Extracted information
--------------------------------
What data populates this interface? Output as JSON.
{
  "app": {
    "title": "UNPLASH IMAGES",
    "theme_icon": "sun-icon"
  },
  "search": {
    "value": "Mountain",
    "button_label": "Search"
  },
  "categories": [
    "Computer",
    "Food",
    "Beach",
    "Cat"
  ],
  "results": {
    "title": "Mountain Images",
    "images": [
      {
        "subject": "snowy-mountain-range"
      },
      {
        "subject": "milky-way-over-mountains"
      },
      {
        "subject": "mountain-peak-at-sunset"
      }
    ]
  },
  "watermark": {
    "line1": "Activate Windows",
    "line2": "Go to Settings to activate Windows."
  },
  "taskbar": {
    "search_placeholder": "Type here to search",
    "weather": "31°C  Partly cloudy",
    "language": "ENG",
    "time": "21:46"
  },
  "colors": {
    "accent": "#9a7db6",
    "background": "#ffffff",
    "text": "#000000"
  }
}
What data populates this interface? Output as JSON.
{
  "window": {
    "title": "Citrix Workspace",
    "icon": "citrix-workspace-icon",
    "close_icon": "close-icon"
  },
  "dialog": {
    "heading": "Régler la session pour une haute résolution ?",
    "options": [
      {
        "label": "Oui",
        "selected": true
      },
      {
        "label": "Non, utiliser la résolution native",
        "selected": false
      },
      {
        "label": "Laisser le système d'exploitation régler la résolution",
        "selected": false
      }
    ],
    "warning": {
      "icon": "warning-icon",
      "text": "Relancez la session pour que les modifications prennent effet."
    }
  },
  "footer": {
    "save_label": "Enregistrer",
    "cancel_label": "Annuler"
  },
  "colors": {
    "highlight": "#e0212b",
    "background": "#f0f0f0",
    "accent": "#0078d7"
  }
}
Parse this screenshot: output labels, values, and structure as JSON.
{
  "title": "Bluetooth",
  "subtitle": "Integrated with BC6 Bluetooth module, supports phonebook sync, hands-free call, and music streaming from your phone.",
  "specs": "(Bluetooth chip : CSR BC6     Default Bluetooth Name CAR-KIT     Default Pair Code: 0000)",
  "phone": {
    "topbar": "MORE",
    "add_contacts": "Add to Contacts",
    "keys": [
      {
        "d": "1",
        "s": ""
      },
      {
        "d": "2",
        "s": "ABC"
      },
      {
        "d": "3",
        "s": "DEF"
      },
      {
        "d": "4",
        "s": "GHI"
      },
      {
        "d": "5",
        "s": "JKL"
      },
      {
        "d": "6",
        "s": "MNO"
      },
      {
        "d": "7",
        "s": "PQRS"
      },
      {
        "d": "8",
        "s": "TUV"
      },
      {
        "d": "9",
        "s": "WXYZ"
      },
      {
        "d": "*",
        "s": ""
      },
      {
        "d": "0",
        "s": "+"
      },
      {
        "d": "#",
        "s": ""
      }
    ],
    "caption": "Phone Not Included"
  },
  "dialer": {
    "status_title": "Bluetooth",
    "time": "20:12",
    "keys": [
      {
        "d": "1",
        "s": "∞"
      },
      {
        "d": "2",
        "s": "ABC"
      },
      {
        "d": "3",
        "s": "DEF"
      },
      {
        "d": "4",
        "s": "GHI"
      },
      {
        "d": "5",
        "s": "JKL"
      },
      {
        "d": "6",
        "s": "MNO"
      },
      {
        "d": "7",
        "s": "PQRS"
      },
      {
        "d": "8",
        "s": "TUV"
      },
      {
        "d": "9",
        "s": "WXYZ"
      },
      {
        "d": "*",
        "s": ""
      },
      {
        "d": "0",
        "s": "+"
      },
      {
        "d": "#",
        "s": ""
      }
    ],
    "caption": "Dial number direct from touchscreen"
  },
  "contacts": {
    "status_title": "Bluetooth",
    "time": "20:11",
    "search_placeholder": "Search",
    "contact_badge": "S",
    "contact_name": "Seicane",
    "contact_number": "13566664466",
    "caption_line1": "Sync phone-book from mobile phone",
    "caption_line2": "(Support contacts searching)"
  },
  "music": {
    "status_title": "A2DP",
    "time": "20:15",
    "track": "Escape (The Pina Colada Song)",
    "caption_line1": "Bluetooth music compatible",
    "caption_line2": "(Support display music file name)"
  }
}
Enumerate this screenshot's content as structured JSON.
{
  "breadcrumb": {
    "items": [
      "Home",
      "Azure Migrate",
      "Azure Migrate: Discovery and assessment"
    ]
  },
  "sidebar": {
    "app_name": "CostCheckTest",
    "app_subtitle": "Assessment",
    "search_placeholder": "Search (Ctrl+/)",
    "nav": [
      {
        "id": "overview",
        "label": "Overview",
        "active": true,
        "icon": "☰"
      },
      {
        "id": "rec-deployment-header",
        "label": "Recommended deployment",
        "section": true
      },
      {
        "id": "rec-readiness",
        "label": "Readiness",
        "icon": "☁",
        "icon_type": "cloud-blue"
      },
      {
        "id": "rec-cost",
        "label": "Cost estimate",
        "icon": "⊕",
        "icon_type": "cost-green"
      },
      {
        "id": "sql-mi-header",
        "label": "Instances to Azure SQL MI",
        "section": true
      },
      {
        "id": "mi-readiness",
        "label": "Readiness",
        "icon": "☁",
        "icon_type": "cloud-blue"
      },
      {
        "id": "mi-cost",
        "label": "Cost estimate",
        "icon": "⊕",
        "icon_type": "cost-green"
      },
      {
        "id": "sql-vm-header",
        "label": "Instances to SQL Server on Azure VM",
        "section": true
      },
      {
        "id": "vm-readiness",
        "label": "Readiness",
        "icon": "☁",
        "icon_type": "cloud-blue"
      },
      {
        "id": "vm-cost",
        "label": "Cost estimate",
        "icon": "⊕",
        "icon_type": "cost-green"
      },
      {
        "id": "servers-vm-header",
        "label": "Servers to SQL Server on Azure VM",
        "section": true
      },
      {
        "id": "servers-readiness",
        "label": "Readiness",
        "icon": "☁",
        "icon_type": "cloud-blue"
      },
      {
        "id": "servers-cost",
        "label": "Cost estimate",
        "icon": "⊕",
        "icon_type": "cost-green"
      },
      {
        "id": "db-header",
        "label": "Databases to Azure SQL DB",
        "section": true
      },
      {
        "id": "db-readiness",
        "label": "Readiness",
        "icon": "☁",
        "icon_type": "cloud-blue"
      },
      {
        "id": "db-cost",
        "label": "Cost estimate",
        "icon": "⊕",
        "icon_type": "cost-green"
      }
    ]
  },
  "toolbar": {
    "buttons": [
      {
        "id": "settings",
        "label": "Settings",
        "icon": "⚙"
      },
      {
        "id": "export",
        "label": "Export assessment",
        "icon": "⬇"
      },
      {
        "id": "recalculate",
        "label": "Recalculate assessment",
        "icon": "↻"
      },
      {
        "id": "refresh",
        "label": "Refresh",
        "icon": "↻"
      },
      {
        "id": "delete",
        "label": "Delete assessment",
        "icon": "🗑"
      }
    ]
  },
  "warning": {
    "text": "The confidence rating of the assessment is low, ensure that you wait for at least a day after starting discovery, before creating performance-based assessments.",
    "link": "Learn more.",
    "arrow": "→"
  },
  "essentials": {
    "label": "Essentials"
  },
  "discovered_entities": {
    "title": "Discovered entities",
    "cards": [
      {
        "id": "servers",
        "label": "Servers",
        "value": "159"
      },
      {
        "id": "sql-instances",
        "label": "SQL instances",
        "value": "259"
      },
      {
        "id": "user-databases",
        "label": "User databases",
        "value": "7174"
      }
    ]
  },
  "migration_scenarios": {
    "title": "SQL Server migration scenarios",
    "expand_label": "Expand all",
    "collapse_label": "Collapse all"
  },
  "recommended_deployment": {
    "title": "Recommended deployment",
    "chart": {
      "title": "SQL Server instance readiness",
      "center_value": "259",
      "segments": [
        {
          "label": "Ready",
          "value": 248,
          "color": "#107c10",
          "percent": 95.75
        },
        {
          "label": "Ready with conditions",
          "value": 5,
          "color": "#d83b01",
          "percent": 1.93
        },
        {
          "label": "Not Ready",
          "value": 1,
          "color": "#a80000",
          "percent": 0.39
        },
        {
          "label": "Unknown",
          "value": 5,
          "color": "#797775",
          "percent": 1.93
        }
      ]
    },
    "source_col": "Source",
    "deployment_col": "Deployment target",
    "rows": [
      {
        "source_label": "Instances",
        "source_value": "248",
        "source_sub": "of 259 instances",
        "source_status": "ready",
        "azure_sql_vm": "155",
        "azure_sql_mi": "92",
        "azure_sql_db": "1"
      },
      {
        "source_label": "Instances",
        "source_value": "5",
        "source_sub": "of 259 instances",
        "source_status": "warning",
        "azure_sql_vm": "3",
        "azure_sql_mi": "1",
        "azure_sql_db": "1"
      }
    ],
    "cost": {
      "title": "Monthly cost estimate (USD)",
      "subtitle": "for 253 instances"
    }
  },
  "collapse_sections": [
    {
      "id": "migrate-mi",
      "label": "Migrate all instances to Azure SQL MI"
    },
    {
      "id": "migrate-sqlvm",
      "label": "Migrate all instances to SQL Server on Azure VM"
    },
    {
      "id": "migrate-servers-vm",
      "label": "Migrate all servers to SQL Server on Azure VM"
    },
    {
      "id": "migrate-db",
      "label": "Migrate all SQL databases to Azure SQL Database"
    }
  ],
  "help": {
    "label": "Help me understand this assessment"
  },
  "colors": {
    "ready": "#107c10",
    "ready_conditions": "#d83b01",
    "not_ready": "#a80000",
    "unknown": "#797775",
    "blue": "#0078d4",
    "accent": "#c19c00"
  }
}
--------------------------------
Written problem
Tally up how many lines in the preceding listing contain the word "header". Give nothing but the number.

Worked solution
5